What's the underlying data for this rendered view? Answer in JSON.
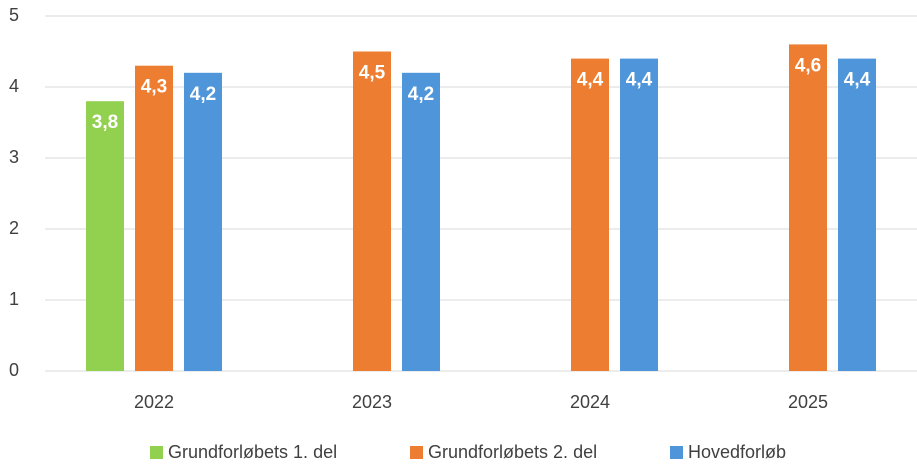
{
  "chart_data": {
    "type": "bar",
    "categories": [
      "2022",
      "2023",
      "2024",
      "2025"
    ],
    "series": [
      {
        "name": "Grundforløbets 1. del",
        "color": "#92d050",
        "values": [
          3.8,
          null,
          null,
          null
        ],
        "value_labels": [
          "3,8",
          null,
          null,
          null
        ]
      },
      {
        "name": "Grundforløbets 2. del",
        "color": "#ed7d31",
        "values": [
          4.3,
          4.5,
          4.4,
          4.6
        ],
        "value_labels": [
          "4,3",
          "4,5",
          "4,4",
          "4,6"
        ]
      },
      {
        "name": "Hovedforløb",
        "color": "#4e95d9",
        "values": [
          4.2,
          4.2,
          4.4,
          4.4
        ],
        "value_labels": [
          "4,2",
          "4,2",
          "4,4",
          "4,4"
        ]
      }
    ],
    "ylim": [
      0,
      5
    ],
    "yticks": [
      0,
      1,
      2,
      3,
      4,
      5
    ],
    "grid": true,
    "legend": "bottom"
  }
}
----------------------------------------
◆ Task brief: Reproduce the material word for word, minus the images.

◆ Final result:
What's the underlying data for this rendered view? Answer in JSON.
{
  "chart_data": {
    "type": "bar",
    "categories": [
      "2022",
      "2023",
      "2024",
      "2025"
    ],
    "series": [
      {
        "name": "Grundforløbets 1. del",
        "color": "#92d050",
        "values": [
          3.8,
          null,
          null,
          null
        ],
        "value_labels": [
          "3,8",
          null,
          null,
          null
        ]
      },
      {
        "name": "Grundforløbets 2. del",
        "color": "#ed7d31",
        "values": [
          4.3,
          4.5,
          4.4,
          4.6
        ],
        "value_labels": [
          "4,3",
          "4,5",
          "4,4",
          "4,6"
        ]
      },
      {
        "name": "Hovedforløb",
        "color": "#4e95d9",
        "values": [
          4.2,
          4.2,
          4.4,
          4.4
        ],
        "value_labels": [
          "4,2",
          "4,2",
          "4,4",
          "4,4"
        ]
      }
    ],
    "ylim": [
      0,
      5
    ],
    "yticks": [
      0,
      1,
      2,
      3,
      4,
      5
    ],
    "grid": true,
    "legend": "bottom"
  }
}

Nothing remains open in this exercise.